------ Input rows

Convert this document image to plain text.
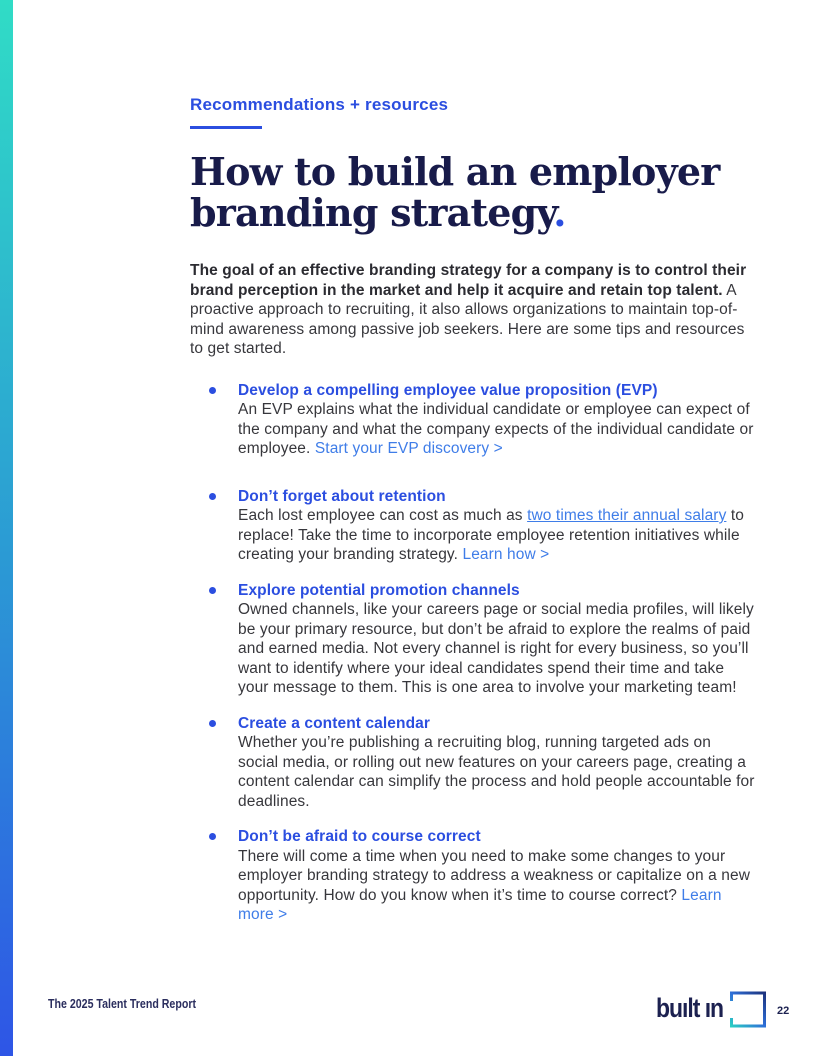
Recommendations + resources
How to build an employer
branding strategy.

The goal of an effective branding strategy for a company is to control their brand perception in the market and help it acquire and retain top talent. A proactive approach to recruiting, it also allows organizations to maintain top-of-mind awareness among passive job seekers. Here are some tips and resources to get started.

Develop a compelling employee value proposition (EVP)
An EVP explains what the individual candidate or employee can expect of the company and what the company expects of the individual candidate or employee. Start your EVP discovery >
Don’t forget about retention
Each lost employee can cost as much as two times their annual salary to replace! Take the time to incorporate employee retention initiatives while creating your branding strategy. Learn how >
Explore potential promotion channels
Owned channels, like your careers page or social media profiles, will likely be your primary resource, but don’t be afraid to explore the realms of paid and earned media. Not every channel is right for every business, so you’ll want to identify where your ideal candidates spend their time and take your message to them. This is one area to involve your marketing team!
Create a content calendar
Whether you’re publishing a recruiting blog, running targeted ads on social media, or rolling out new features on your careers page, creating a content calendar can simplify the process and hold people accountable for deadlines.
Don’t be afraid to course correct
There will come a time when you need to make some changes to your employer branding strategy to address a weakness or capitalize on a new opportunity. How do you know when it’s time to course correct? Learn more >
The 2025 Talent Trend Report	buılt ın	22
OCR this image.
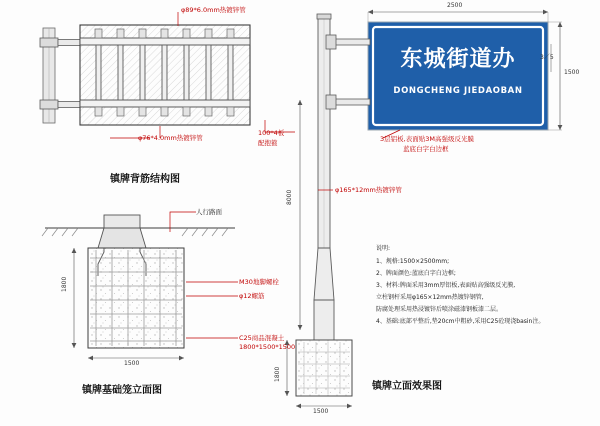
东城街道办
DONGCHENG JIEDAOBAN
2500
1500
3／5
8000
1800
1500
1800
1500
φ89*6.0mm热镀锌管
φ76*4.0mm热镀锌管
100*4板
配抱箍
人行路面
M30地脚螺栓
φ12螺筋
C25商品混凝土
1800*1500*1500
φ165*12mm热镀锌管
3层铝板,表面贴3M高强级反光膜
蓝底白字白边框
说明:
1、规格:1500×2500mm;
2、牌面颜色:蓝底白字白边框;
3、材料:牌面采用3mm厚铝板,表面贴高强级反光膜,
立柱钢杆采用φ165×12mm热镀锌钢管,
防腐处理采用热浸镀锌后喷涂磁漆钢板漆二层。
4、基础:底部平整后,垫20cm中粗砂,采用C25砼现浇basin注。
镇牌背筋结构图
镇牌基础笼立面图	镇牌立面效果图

------------

Write out again every line above exactly as given; the pictures do not belong in the copy.

_Exercise answer:_
Convert this document image to plain text.
Recommendations + resources
How to build an employer
branding strategy.

The goal of an effective branding strategy for a company is to control their brand perception in the market and help it acquire and retain top talent. A proactive approach to recruiting, it also allows organizations to maintain top-of-mind awareness among passive job seekers. Here are some tips and resources to get started.

Develop a compelling employee value proposition (EVP)
An EVP explains what the individual candidate or employee can expect of the company and what the company expects of the individual candidate or employee. Start your EVP discovery >
Don’t forget about retention
Each lost employee can cost as much as two times their annual salary to replace! Take the time to incorporate employee retention initiatives while creating your branding strategy. Learn how >
Explore potential promotion channels
Owned channels, like your careers page or social media profiles, will likely be your primary resource, but don’t be afraid to explore the realms of paid and earned media. Not every channel is right for every business, so you’ll want to identify where your ideal candidates spend their time and take your message to them. This is one area to involve your marketing team!
Create a content calendar
Whether you’re publishing a recruiting blog, running targeted ads on social media, or rolling out new features on your careers page, creating a content calendar can simplify the process and hold people accountable for deadlines.
Don’t be afraid to course correct
There will come a time when you need to make some changes to your employer branding strategy to address a weakness or capitalize on a new opportunity. How do you know when it’s time to course correct? Learn more >
The 2025 Talent Trend Report	buılt ın	22
OCR this image.
东城街道办
DONGCHENG JIEDAOBAN
2500
1500
3／5
8000
1800
1500
1800
1500
φ89*6.0mm热镀锌管
φ76*4.0mm热镀锌管
100*4板
配抱箍
人行路面
M30地脚螺栓
φ12螺筋
C25商品混凝土
1800*1500*1500
φ165*12mm热镀锌管
3层铝板,表面贴3M高强级反光膜
蓝底白字白边框
说明:
1、规格:1500×2500mm;
2、牌面颜色:蓝底白字白边框;
3、材料:牌面采用3mm厚铝板,表面贴高强级反光膜,
立柱钢杆采用φ165×12mm热镀锌钢管,
防腐处理采用热浸镀锌后喷涂磁漆钢板漆二层。
4、基础:底部平整后,垫20cm中粗砂,采用C25砼现浇basin注。
镇牌背筋结构图
镇牌基础笼立面图	镇牌立面效果图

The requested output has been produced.